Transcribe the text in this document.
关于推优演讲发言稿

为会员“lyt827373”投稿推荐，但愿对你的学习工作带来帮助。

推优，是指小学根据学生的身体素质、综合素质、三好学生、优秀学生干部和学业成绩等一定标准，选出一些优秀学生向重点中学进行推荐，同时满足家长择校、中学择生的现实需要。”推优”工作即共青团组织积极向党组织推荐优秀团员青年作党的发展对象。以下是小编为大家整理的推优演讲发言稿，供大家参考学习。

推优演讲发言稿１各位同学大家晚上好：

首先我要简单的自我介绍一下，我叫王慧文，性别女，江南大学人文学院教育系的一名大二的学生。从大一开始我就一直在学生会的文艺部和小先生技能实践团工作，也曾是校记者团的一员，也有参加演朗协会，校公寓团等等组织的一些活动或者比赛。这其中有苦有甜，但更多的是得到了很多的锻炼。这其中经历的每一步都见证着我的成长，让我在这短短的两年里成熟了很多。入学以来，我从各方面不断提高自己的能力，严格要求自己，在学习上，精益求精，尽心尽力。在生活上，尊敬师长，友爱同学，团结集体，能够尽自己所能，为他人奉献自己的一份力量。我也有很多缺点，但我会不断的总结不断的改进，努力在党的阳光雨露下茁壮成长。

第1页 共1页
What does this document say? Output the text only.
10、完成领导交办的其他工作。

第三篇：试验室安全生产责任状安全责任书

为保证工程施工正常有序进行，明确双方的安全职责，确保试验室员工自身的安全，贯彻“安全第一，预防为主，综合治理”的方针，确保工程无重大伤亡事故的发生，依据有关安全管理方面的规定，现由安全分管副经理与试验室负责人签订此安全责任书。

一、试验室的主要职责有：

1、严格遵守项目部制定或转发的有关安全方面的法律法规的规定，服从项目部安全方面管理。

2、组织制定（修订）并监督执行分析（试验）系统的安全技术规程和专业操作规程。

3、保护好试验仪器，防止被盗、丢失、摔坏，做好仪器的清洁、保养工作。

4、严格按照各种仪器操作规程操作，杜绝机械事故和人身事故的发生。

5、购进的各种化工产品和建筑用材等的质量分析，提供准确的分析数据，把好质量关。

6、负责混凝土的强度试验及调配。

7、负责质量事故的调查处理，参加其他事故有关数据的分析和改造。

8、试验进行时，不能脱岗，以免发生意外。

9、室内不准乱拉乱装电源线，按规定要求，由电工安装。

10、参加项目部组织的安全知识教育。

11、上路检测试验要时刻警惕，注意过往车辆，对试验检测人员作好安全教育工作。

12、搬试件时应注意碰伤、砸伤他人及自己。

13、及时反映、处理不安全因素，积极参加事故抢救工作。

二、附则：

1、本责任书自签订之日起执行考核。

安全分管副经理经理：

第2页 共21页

....................

> **Exercise requirements**: Search the entries for the word "text", then list each line that holds it.

> **Task result**:
Transcribe the text in this document.
What does this document say? Output the text only.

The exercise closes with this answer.